## [DIRECTION]
Retype each line of the material exactly, please, skipping any picture in it.
--- begin ---
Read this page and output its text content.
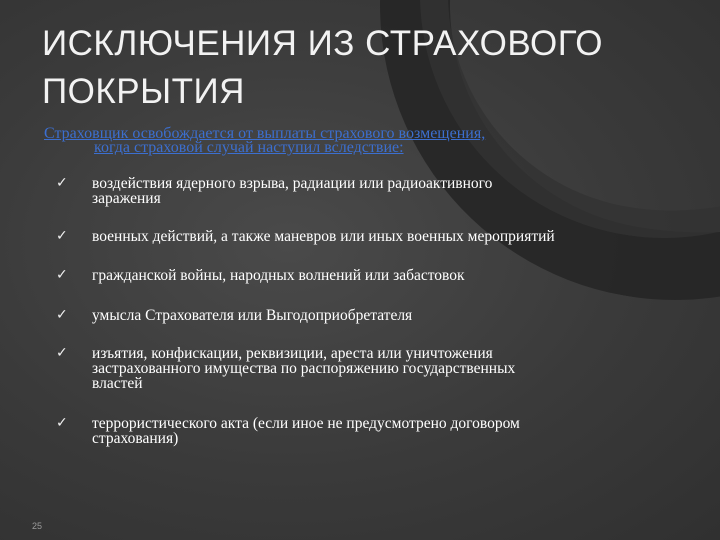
ИСКЛЮЧЕНИЯ ИЗ СТРАХОВОГО
ПОКРЫТИЯ

Страховщик освобождается от выплаты страхового возмещения,
когда страховой случай наступил вследствие:

✓	воздействия ядерного взрыва, радиации или радиоактивного
заражения
✓	военных действий, а также маневров или иных военных мероприятий
✓	гражданской войны, народных волнений или забастовок
✓	умысла Страхователя или Выгодоприобретателя
✓	изъятия, конфискации, реквизиции, ареста или уничтожения
застрахованного имущества по распоряжению государственных
властей
✓	террористического акта (если иное не предусмотрено договором
страхования)
25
--- end ---
## [SOLUTION FOR THIS TASK]
Read this page and output its text content.
ИСКЛЮЧЕНИЯ ИЗ СТРАХОВОГО
ПОКРЫТИЯ

Страховщик освобождается от выплаты страхового возмещения,
когда страховой случай наступил вследствие:

✓	воздействия ядерного взрыва, радиации или радиоактивного
заражения
✓	военных действий, а также маневров или иных военных мероприятий
✓	гражданской войны, народных волнений или забастовок
✓	умысла Страхователя или Выгодоприобретателя
✓	изъятия, конфискации, реквизиции, ареста или уничтожения
застрахованного имущества по распоряжению государственных
властей
✓	террористического акта (если иное не предусмотрено договором
страхования)
25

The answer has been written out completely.